%%

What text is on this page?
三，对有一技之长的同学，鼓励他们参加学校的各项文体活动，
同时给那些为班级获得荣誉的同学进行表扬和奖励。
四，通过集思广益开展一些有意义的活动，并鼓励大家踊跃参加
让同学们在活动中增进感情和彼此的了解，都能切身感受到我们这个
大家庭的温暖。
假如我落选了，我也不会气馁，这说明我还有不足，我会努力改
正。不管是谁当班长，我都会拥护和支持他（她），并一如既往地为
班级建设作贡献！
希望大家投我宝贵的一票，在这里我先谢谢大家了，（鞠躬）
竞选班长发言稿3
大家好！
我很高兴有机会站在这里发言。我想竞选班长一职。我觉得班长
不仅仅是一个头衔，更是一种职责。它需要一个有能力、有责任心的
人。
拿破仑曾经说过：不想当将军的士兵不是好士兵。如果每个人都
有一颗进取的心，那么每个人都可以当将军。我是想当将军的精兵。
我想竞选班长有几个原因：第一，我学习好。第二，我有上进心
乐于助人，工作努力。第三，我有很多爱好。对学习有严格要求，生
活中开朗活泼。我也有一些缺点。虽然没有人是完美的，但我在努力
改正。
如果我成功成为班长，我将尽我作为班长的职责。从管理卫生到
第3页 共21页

%%
%%

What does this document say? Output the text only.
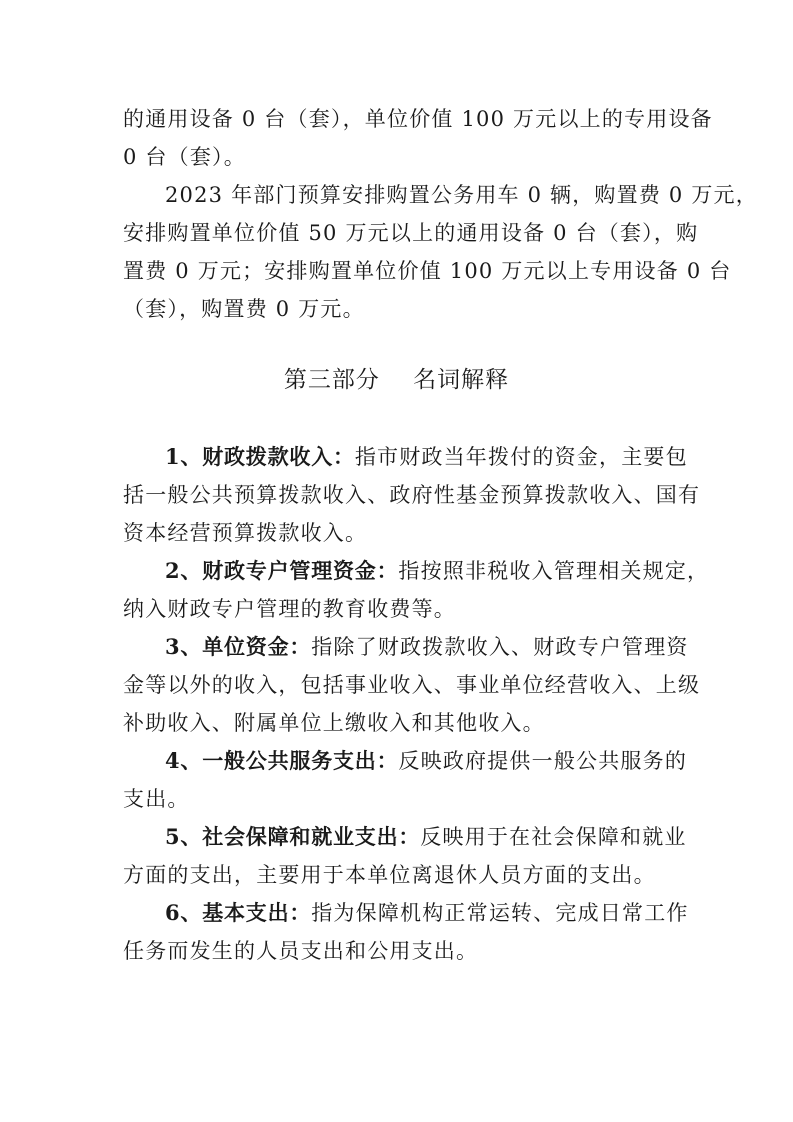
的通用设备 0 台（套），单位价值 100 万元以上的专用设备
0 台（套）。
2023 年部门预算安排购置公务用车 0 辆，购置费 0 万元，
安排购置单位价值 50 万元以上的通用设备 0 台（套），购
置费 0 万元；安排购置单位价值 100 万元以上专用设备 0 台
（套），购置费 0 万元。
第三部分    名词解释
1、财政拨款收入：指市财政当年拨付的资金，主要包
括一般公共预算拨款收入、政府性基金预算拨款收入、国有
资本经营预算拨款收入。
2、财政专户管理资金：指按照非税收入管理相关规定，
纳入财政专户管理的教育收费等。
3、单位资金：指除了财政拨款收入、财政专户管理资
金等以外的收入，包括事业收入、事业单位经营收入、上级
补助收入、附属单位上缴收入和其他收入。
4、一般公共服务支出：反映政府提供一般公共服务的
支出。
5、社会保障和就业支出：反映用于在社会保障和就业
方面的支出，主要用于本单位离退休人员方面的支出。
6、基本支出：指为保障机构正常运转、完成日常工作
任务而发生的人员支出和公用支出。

%%

▸ **Requirement**
Pull every line holding "安排购置单位价值" out of the records.

▸ **Expected answer**
安排购置单位价值 50 万元以上的通用设备 0 台（套），购
置费 0 万元；安排购置单位价值 100 万元以上专用设备 0 台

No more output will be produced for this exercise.